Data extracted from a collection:
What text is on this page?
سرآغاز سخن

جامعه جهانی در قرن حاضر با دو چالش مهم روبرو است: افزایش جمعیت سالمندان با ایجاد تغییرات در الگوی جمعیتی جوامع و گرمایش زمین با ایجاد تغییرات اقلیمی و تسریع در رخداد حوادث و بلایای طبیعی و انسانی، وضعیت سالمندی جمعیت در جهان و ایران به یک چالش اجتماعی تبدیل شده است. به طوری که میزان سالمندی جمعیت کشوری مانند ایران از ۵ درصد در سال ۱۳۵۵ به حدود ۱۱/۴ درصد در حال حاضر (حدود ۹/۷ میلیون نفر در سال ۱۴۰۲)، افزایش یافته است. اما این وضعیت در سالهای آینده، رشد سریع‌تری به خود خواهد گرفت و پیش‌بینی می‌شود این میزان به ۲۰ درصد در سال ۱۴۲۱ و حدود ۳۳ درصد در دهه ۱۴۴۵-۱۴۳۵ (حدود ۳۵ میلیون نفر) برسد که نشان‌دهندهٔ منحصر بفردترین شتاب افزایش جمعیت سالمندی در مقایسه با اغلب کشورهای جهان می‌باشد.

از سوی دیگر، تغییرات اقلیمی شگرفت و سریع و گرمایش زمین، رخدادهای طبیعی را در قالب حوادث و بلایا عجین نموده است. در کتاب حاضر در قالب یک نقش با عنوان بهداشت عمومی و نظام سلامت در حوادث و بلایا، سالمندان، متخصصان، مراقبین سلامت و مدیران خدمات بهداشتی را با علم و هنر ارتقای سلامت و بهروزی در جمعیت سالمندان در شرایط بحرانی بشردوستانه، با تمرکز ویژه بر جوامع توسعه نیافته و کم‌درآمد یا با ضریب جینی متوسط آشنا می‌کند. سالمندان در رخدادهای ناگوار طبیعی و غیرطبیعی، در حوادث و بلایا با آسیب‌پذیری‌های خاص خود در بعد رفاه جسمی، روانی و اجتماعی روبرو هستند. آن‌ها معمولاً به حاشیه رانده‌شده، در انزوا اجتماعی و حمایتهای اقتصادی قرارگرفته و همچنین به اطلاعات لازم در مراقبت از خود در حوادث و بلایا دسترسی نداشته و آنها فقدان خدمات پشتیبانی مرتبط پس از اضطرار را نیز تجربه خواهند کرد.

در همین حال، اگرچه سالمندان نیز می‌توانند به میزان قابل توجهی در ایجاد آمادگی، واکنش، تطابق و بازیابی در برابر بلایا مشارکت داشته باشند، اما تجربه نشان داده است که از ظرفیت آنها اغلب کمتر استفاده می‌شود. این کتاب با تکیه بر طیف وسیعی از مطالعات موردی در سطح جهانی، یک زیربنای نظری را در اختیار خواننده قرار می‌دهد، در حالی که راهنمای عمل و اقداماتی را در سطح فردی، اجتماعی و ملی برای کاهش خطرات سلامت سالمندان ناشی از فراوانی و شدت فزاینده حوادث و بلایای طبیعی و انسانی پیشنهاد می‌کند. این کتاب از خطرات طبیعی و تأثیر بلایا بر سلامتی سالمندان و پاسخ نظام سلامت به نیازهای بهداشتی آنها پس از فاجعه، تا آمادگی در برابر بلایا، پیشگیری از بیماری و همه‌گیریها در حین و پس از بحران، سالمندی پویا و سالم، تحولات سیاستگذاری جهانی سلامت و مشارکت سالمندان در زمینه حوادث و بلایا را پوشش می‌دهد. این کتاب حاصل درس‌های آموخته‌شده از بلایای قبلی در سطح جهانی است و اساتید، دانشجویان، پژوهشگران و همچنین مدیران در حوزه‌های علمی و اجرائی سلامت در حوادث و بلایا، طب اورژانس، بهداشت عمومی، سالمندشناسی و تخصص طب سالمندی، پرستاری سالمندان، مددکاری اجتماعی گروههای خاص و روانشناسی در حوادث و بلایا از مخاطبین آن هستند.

WHAT THE TASK REQUIRES: Each record above should be returned exactly as it appears.

ANSWER TO THIS PROBLEM:
What text is on this page?
سرآغاز سخن

جامعه جهانی در قرن حاضر با دو چالش مهم روبرو است: افزایش جمعیت سالمندان با ایجاد تغییرات در الگوی جمعیتی جوامع و گرمایش زمین با ایجاد تغییرات اقلیمی و تسریع در رخداد حوادث و بلایای طبیعی و انسانی، وضعیت سالمندی جمعیت در جهان و ایران به یک چالش اجتماعی تبدیل شده است. به طوری که میزان سالمندی جمعیت کشوری مانند ایران از ۵ درصد در سال ۱۳۵۵ به حدود ۱۱/۴ درصد در حال حاضر (حدود ۹/۷ میلیون نفر در سال ۱۴۰۲)، افزایش یافته است. اما این وضعیت در سالهای آینده، رشد سریع‌تری به خود خواهد گرفت و پیش‌بینی می‌شود این میزان به ۲۰ درصد در سال ۱۴۲۱ و حدود ۳۳ درصد در دهه ۱۴۴۵-۱۴۳۵ (حدود ۳۵ میلیون نفر) برسد که نشان‌دهندهٔ منحصر بفردترین شتاب افزایش جمعیت سالمندی در مقایسه با اغلب کشورهای جهان می‌باشد.

از سوی دیگر، تغییرات اقلیمی شگرفت و سریع و گرمایش زمین، رخدادهای طبیعی را در قالب حوادث و بلایا عجین نموده است. در کتاب حاضر در قالب یک نقش با عنوان بهداشت عمومی و نظام سلامت در حوادث و بلایا، سالمندان، متخصصان، مراقبین سلامت و مدیران خدمات بهداشتی را با علم و هنر ارتقای سلامت و بهروزی در جمعیت سالمندان در شرایط بحرانی بشردوستانه، با تمرکز ویژه بر جوامع توسعه نیافته و کم‌درآمد یا با ضریب جینی متوسط آشنا می‌کند. سالمندان در رخدادهای ناگوار طبیعی و غیرطبیعی، در حوادث و بلایا با آسیب‌پذیری‌های خاص خود در بعد رفاه جسمی، روانی و اجتماعی روبرو هستند. آن‌ها معمولاً به حاشیه رانده‌شده، در انزوا اجتماعی و حمایتهای اقتصادی قرارگرفته و همچنین به اطلاعات لازم در مراقبت از خود در حوادث و بلایا دسترسی نداشته و آنها فقدان خدمات پشتیبانی مرتبط پس از اضطرار را نیز تجربه خواهند کرد.

در همین حال، اگرچه سالمندان نیز می‌توانند به میزان قابل توجهی در ایجاد آمادگی، واکنش، تطابق و بازیابی در برابر بلایا مشارکت داشته باشند، اما تجربه نشان داده است که از ظرفیت آنها اغلب کمتر استفاده می‌شود. این کتاب با تکیه بر طیف وسیعی از مطالعات موردی در سطح جهانی، یک زیربنای نظری را در اختیار خواننده قرار می‌دهد، در حالی که راهنمای عمل و اقداماتی را در سطح فردی، اجتماعی و ملی برای کاهش خطرات سلامت سالمندان ناشی از فراوانی و شدت فزاینده حوادث و بلایای طبیعی و انسانی پیشنهاد می‌کند. این کتاب از خطرات طبیعی و تأثیر بلایا بر سلامتی سالمندان و پاسخ نظام سلامت به نیازهای بهداشتی آنها پس از فاجعه، تا آمادگی در برابر بلایا، پیشگیری از بیماری و همه‌گیریها در حین و پس از بحران، سالمندی پویا و سالم، تحولات سیاستگذاری جهانی سلامت و مشارکت سالمندان در زمینه حوادث و بلایا را پوشش می‌دهد. این کتاب حاصل درس‌های آموخته‌شده از بلایای قبلی در سطح جهانی است و اساتید، دانشجویان، پژوهشگران و همچنین مدیران در حوزه‌های علمی و اجرائی سلامت در حوادث و بلایا، طب اورژانس، بهداشت عمومی، سالمندشناسی و تخصص طب سالمندی، پرستاری سالمندان، مددکاری اجتماعی گروههای خاص و روانشناسی در حوادث و بلایا از مخاطبین آن هستند.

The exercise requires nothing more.